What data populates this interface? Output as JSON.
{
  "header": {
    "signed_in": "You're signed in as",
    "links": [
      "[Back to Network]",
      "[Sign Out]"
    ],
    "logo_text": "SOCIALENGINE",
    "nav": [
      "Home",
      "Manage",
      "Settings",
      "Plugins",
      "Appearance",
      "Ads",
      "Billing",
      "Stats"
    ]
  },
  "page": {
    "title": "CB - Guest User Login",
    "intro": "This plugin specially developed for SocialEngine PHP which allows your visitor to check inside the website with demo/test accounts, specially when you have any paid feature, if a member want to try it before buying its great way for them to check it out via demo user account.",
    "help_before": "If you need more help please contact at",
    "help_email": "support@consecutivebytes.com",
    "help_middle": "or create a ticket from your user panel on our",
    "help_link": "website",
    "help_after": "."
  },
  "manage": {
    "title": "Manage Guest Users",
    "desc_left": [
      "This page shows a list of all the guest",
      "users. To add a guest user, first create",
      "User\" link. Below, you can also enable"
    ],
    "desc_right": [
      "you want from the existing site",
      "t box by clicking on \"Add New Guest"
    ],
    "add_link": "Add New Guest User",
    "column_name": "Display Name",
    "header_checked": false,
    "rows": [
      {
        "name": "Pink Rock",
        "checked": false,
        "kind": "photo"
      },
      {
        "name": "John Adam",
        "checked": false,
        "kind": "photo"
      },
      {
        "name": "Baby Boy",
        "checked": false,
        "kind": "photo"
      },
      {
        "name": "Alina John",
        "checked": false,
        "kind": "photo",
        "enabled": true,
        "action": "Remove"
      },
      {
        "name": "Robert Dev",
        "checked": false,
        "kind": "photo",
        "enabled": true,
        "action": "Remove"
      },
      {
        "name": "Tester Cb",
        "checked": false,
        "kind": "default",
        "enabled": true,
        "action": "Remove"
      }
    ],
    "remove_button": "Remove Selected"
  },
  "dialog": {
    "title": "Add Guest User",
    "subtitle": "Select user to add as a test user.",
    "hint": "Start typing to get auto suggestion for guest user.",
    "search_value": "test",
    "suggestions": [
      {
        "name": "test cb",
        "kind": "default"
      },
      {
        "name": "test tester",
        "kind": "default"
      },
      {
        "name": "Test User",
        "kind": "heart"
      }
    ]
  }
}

=====

Retype the whole listing above exactly.

WORKED SOLUTION:
What data populates this interface? Output as JSON.
{
  "header": {
    "signed_in": "You're signed in as",
    "links": [
      "[Back to Network]",
      "[Sign Out]"
    ],
    "logo_text": "SOCIALENGINE",
    "nav": [
      "Home",
      "Manage",
      "Settings",
      "Plugins",
      "Appearance",
      "Ads",
      "Billing",
      "Stats"
    ]
  },
  "page": {
    "title": "CB - Guest User Login",
    "intro": "This plugin specially developed for SocialEngine PHP which allows your visitor to check inside the website with demo/test accounts, specially when you have any paid feature, if a member want to try it before buying its great way for them to check it out via demo user account.",
    "help_before": "If you need more help please contact at",
    "help_email": "support@consecutivebytes.com",
    "help_middle": "or create a ticket from your user panel on our",
    "help_link": "website",
    "help_after": "."
  },
  "manage": {
    "title": "Manage Guest Users",
    "desc_left": [
      "This page shows a list of all the guest",
      "users. To add a guest user, first create",
      "User\" link. Below, you can also enable"
    ],
    "desc_right": [
      "you want from the existing site",
      "t box by clicking on \"Add New Guest"
    ],
    "add_link": "Add New Guest User",
    "column_name": "Display Name",
    "header_checked": false,
    "rows": [
      {
        "name": "Pink Rock",
        "checked": false,
        "kind": "photo"
      },
      {
        "name": "John Adam",
        "checked": false,
        "kind": "photo"
      },
      {
        "name": "Baby Boy",
        "checked": false,
        "kind": "photo"
      },
      {
        "name": "Alina John",
        "checked": false,
        "kind": "photo",
        "enabled": true,
        "action": "Remove"
      },
      {
        "name": "Robert Dev",
        "checked": false,
        "kind": "photo",
        "enabled": true,
        "action": "Remove"
      },
      {
        "name": "Tester Cb",
        "checked": false,
        "kind": "default",
        "enabled": true,
        "action": "Remove"
      }
    ],
    "remove_button": "Remove Selected"
  },
  "dialog": {
    "title": "Add Guest User",
    "subtitle": "Select user to add as a test user.",
    "hint": "Start typing to get auto suggestion for guest user.",
    "search_value": "test",
    "suggestions": [
      {
        "name": "test cb",
        "kind": "default"
      },
      {
        "name": "test tester",
        "kind": "default"
      },
      {
        "name": "Test User",
        "kind": "heart"
      }
    ]
  }
}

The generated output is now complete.